Hi sistas!
I haven't been around for a while but had so much going on with trying to plan the wedding and getting a new job and hubby to be threatened with redundancy, so it's all being going off over here!
Got a bit of a problem which I thought I'd come to you guys with. FH and I have been together for 2 1/2 years and our families are very close with each other so it seems like we've been together for a lot longer. Since I recently got a new really good job, things seems to have been a bit different between us. He seems distant and seems to pick stupid fight with me for absolutely nothing. Last week he even told me that he wasn't sure we were compatible - just because I wanted him to come to a work function with me and he didn't want to go.
Since we got together, everyone thinks we have been in this honeymoon stage and we have been - our relationship has been so smooth and brilliant for the last 2 1/2 years and now it seems that silly things are getting in the way. This weekend, he went out on Friday and Sat night and today he's working so we haven't really spent much time together. To top it all off, he has just started getting contact with his son once a fortnight, but for now I am not allowed to be there because the "baby mama" doesn't want me there. That will change in the next few months, but anyone who has ever been through the typical "baby mama drama" will understand.
As I am writing this, he is telling me that his cousin has just come over from St Lucia and he needs to go and see him. Normally, we would do everything together, including family events such as this.
What do I do? I feel like my relationship is slipping away and I don't know what I can do to fix it. Do you think he is a bit jealous about my top new job or is he getting nervous about the wedding? I really don't know what to do. PLEASE HELP.....I'm about to burst into tears because I love him and I just want us to get back to normal....
Hi sistas!
I haven't been around for a while but had so much going on with trying to plan the wedding and getting a new job and hubby to be threatened with redundancy, so it's all being going off over here!

**SUPPLIED DATA**.
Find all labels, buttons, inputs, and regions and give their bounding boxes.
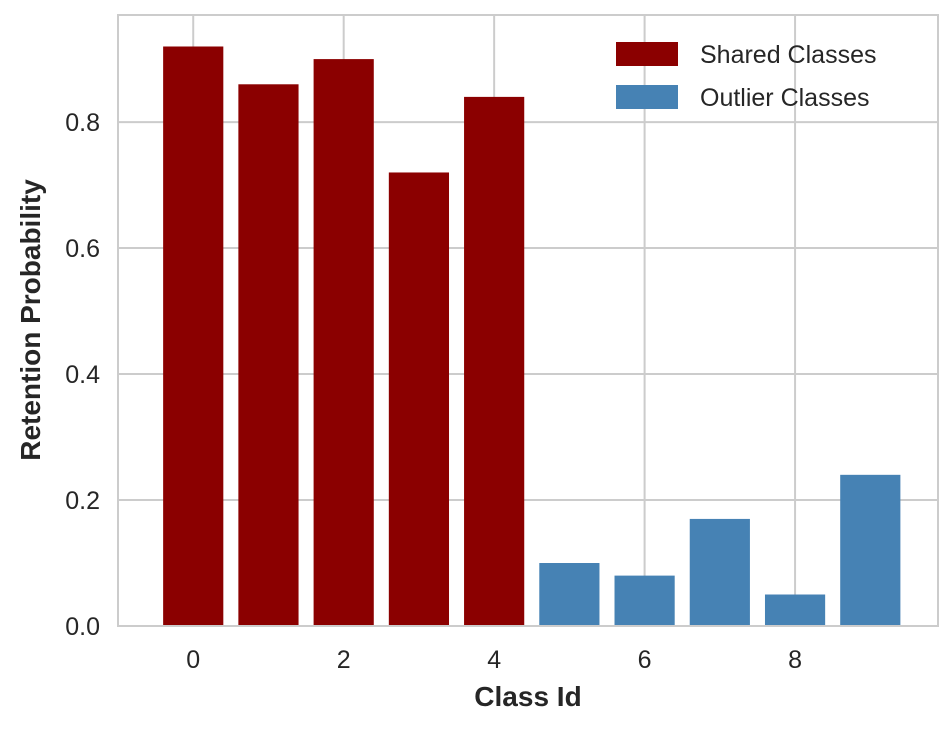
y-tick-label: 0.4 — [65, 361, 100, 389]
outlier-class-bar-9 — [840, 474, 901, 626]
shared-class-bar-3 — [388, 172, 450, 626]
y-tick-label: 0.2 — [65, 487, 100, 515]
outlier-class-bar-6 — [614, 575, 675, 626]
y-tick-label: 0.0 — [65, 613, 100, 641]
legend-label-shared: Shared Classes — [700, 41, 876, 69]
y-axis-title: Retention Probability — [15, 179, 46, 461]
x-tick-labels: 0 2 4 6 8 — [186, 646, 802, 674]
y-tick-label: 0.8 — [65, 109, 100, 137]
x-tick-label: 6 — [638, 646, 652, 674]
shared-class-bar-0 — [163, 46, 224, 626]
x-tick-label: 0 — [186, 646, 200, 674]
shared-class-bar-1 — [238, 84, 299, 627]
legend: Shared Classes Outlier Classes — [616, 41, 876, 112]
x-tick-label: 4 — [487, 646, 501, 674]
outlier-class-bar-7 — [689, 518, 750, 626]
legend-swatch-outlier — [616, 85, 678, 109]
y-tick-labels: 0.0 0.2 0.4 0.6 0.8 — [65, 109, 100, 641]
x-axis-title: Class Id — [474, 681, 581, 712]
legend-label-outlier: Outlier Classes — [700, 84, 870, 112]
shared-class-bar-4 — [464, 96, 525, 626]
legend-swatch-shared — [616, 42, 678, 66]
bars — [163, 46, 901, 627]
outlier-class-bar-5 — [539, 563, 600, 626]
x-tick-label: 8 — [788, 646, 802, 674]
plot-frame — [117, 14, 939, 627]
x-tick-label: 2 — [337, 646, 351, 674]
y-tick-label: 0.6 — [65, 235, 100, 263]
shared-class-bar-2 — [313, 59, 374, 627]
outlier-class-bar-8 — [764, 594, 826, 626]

**DIRECTIONS FOR THIS TASK**.
Can you continue the forum post about the engagement that feels like it's slipping away, picking up right after its last sentence?

**RESPONSE TO THE TASK**.
Got a bit of a problem which I thought I'd come to you guys with. FH and I have been together for 2 1/2 years and our families are very close with each other so it seems like we've been together for a lot longer. Since I recently got a new really good job, things seems to have been a bit different between us. He seems distant and seems to pick stupid fight with me for absolutely nothing. Last week he even told me that he wasn't sure we were compatible - just because I wanted him to come to a work function with me and he didn't want to go.
Since we got together, everyone thinks we have been in this honeymoon stage and we have been - our relationship has been so smooth and brilliant for the last 2 1/2 years and now it seems that silly things are getting in the way. This weekend, he went out on Friday and Sat night and today he's working so we haven't really spent much time together. To top it all off, he has just started getting contact with his son once a fortnight, but for now I am not allowed to be there because the "baby mama" doesn't want me there. That will change in the next few months, but anyone who has ever been through the typical "baby mama drama" will understand.
As I am writing this, he is telling me that his cousin has just come over from St Lucia and he needs to go and see him. Normally, we would do everything together, including family events such as this.
What do I do? I feel like my relationship is slipping away and I don't know what I can do to fix it. Do you think he is a bit jealous about my top new job or is he getting nervous about the wedding? I really don't know what to do. PLEASE HELP.....I'm about to burst into tears because I love him and I just want us to get back to normal....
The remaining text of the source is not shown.